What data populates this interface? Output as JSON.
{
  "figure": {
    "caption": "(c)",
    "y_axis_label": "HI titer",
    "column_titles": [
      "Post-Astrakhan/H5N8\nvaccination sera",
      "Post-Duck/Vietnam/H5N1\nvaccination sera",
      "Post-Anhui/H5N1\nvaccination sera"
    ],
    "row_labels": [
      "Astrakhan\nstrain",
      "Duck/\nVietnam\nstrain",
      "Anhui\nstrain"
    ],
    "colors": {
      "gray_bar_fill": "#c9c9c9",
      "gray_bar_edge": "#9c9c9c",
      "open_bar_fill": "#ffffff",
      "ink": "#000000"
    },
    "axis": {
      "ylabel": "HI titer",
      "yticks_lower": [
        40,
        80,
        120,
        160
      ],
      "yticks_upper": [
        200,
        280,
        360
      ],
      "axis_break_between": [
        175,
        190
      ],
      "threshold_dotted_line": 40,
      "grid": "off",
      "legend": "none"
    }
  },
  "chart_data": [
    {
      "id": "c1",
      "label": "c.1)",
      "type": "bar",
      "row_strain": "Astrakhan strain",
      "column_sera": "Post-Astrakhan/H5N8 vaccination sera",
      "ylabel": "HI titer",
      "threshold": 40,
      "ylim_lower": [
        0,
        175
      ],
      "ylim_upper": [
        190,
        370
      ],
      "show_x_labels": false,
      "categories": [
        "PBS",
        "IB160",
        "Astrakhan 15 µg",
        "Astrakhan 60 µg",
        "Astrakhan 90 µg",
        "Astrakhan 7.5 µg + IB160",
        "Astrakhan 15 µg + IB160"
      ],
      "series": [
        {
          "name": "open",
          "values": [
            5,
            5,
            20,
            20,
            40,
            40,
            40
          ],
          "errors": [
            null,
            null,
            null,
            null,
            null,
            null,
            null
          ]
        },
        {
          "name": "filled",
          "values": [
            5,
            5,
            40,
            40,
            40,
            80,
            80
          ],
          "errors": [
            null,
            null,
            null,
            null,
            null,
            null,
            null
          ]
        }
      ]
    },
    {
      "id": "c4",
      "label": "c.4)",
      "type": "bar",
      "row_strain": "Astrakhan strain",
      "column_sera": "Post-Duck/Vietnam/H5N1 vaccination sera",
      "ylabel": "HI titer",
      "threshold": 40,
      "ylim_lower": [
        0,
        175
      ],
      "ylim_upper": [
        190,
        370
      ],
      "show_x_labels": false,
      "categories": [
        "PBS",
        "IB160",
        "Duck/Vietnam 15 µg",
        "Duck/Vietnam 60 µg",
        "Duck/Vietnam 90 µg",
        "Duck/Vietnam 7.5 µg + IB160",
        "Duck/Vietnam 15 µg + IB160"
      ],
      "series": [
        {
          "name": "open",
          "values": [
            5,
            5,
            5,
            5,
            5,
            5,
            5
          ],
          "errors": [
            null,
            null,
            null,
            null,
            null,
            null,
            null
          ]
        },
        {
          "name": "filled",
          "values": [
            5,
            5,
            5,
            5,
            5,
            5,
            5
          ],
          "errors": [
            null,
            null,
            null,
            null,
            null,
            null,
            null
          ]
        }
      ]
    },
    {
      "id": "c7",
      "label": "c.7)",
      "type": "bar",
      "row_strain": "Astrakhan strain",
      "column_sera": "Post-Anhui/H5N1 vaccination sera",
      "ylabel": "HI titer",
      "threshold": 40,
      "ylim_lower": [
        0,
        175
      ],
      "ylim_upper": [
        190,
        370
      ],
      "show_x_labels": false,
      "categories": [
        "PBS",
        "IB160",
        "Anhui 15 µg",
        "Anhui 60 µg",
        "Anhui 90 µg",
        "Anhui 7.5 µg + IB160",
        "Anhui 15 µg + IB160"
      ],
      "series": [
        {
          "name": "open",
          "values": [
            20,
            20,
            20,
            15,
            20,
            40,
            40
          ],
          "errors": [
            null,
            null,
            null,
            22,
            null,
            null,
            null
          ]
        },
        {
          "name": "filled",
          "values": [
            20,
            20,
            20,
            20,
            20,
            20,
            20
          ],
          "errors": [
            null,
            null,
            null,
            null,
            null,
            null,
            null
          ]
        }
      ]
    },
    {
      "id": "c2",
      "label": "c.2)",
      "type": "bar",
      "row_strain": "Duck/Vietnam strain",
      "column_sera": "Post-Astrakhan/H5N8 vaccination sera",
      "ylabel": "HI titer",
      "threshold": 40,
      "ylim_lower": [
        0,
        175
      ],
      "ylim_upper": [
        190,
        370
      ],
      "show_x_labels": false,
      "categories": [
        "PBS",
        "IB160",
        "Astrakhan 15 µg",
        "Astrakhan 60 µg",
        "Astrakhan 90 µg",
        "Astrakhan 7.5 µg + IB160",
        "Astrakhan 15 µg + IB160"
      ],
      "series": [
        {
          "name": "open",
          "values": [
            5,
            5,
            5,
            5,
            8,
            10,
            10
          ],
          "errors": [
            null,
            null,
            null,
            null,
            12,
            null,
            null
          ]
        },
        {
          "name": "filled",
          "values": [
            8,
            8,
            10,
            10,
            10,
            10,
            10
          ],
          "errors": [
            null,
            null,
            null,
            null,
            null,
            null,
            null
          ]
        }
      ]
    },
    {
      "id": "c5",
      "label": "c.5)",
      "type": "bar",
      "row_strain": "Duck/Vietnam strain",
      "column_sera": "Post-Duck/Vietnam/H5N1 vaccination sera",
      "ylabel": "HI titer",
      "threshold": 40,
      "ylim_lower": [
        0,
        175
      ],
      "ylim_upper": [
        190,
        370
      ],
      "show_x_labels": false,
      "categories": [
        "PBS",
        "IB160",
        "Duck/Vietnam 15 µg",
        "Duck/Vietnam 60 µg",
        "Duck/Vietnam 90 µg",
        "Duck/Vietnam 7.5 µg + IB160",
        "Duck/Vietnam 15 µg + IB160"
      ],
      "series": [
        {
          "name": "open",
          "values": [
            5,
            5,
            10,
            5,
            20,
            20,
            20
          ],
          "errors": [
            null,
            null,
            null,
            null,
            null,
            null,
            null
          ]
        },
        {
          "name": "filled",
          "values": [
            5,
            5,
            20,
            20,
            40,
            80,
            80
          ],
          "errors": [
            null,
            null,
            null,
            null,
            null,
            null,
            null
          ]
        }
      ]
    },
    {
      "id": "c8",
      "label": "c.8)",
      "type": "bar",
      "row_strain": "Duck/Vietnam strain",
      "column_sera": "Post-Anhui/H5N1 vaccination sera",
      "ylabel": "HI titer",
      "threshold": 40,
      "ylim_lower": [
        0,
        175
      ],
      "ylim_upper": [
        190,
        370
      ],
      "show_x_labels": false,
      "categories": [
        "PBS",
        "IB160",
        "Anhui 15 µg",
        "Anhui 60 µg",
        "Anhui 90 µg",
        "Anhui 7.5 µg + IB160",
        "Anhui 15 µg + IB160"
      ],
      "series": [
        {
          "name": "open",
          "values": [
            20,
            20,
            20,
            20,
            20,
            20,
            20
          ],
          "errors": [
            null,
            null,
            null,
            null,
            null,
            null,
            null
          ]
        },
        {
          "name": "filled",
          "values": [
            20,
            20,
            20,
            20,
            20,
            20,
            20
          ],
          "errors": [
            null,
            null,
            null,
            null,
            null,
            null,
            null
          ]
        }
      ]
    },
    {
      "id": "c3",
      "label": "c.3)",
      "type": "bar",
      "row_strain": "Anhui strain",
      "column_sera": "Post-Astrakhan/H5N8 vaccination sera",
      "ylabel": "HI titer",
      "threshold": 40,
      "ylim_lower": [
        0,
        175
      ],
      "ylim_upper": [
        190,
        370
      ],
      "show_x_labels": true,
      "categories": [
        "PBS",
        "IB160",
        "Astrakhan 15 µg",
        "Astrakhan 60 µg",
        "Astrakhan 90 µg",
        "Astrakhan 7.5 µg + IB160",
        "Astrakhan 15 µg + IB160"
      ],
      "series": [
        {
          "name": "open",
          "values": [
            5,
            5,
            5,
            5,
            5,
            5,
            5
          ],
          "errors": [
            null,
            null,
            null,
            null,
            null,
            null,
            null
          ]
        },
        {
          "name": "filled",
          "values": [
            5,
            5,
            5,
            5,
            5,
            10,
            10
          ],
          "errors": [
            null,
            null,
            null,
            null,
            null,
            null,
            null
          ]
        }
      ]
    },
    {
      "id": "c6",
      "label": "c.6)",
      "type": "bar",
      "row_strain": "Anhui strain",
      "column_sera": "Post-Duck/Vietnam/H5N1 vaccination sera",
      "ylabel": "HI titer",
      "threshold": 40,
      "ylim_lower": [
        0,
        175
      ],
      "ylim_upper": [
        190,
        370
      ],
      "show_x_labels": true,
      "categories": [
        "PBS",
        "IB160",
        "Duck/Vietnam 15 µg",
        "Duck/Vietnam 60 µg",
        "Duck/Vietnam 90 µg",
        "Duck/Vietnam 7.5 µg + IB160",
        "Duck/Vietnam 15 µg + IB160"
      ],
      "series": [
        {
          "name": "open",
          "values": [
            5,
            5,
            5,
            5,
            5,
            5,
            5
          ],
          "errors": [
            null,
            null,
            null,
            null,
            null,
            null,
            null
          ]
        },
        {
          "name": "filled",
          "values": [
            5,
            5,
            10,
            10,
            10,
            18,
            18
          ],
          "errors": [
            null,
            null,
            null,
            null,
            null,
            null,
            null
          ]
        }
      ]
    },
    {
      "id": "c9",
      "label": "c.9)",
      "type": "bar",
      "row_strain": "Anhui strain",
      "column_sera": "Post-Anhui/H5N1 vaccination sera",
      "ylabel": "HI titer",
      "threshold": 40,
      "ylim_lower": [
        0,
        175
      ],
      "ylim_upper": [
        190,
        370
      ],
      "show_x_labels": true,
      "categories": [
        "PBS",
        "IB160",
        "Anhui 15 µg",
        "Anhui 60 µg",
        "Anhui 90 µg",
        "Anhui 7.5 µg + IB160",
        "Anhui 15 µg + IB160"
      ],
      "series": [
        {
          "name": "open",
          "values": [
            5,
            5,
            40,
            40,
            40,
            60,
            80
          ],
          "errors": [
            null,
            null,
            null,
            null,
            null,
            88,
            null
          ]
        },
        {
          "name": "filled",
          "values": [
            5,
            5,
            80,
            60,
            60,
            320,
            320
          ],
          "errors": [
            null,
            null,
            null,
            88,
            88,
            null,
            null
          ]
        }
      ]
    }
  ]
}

*****

TO BE DONE:
For the string "nstrain", count the lines of the entries above that include it; answer with the number only.

CORRECT ANSWER:
3